* Start Entries provided *

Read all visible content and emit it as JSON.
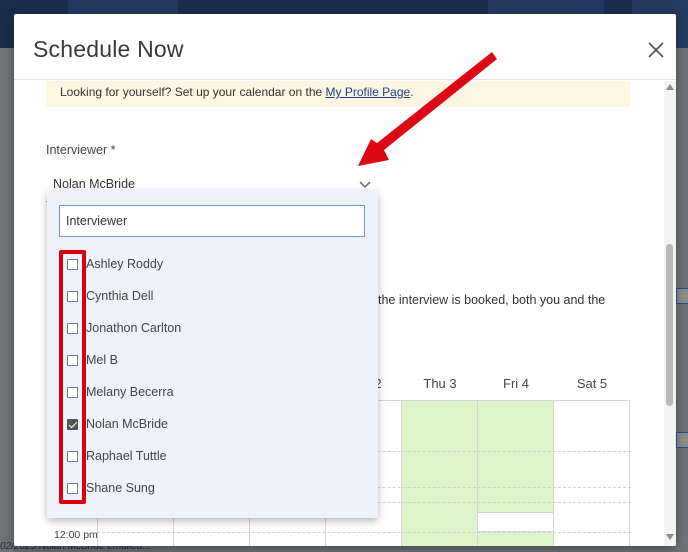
{
  "background": {
    "footer_text": "02/2025 Nolan McBride emailed..."
  },
  "modal": {
    "title": "Schedule Now",
    "notice": {
      "text": "Looking for yourself? Set up your calendar on the ",
      "link": "My Profile Page",
      "suffix": "."
    },
    "interviewer_label": "Interviewer *",
    "interviewer_value": "Nolan McBride",
    "partial_text": "the interview is booked, both you and the",
    "calendar": {
      "days": [
        "2",
        "Thu 3",
        "Fri 4",
        "Sat 5"
      ],
      "time_label": "12:00 pm"
    }
  },
  "dropdown": {
    "search_placeholder": "Interviewer",
    "options": [
      {
        "label": "Ashley Roddy",
        "checked": false
      },
      {
        "label": "Cynthia Dell",
        "checked": false
      },
      {
        "label": "Jonathon Carlton",
        "checked": false
      },
      {
        "label": "Mel B",
        "checked": false
      },
      {
        "label": "Melany Becerra",
        "checked": false
      },
      {
        "label": "Nolan McBride",
        "checked": true
      },
      {
        "label": "Raphael Tuttle",
        "checked": false
      },
      {
        "label": "Shane Sung",
        "checked": false
      }
    ]
  },
  "colors": {
    "annotation": "#d9000d",
    "available_slot": "#ddf5c8",
    "notice_bg": "#fdf6e3"
  }
}
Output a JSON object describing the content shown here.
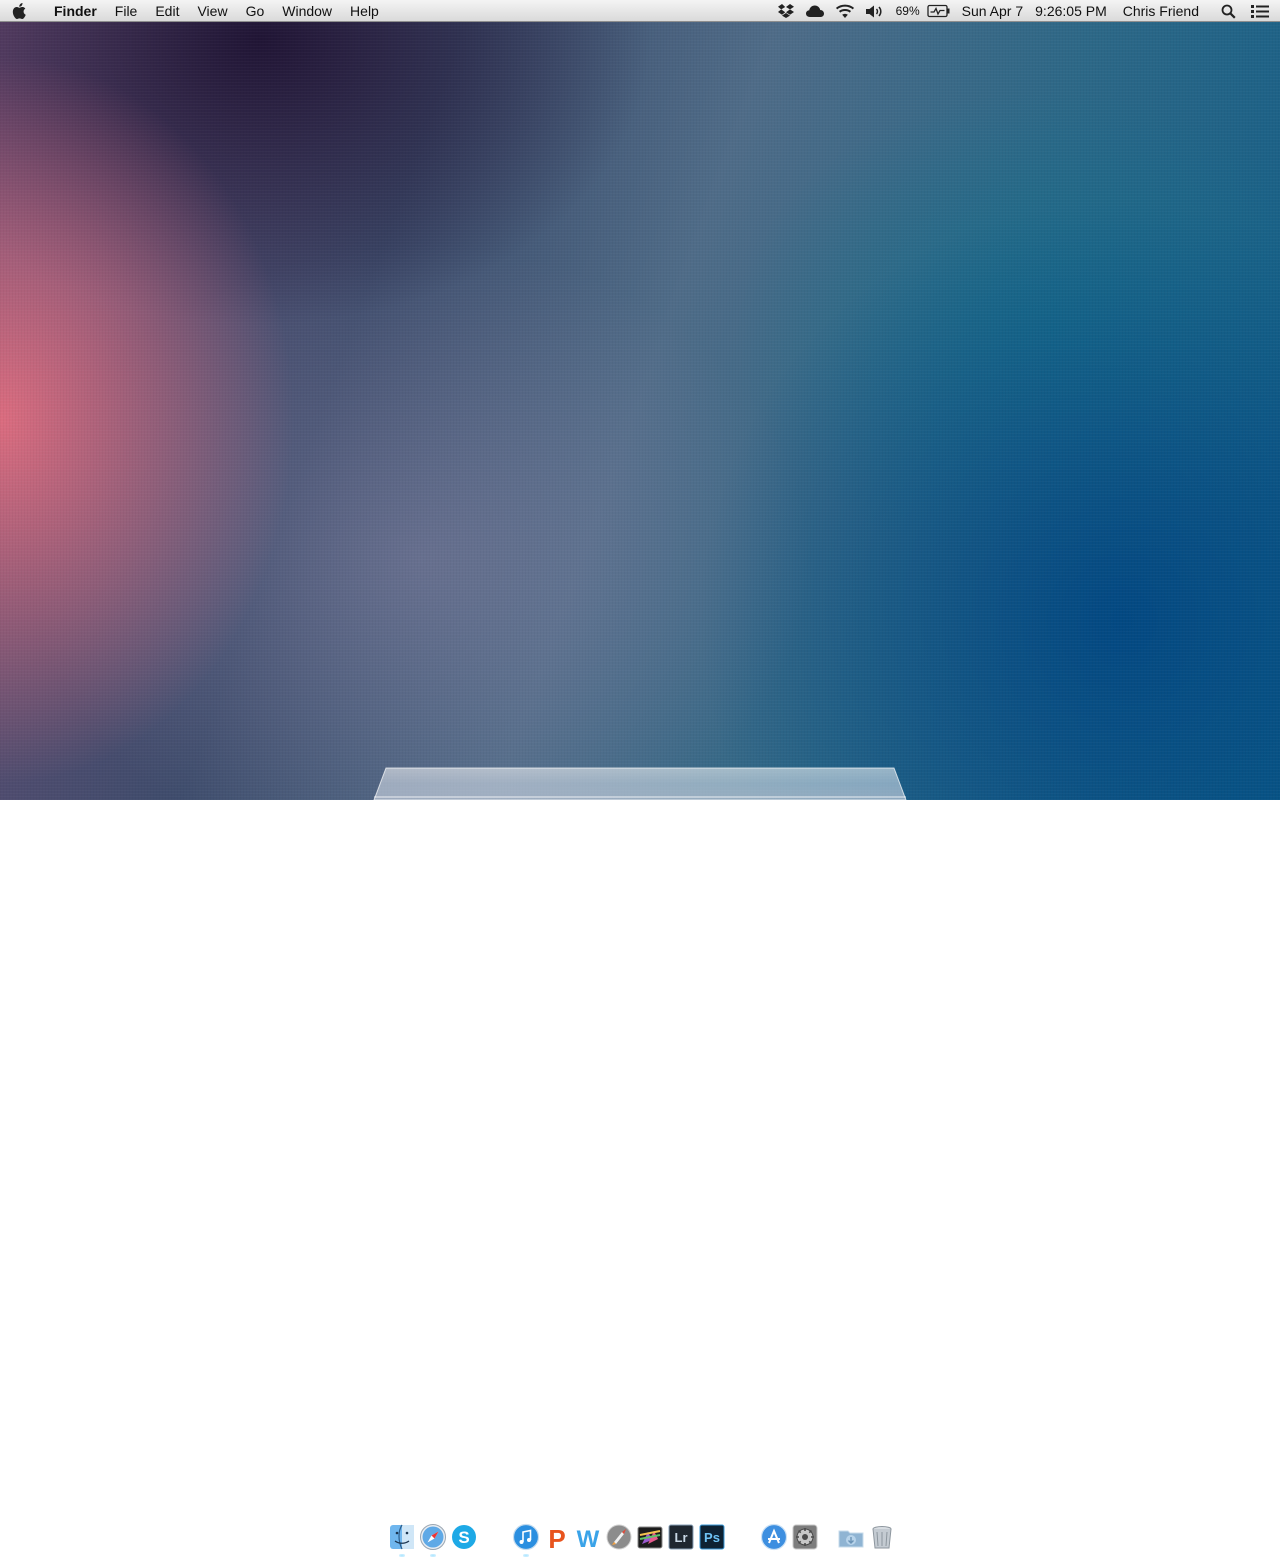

* End Entries provided *

> _Prompt_
Scan the listing above and copy all lines containing the word "JSON".

> _Answer to this task_
Read all visible content and emit it as JSON.
Output a JSON object describing the content shown here.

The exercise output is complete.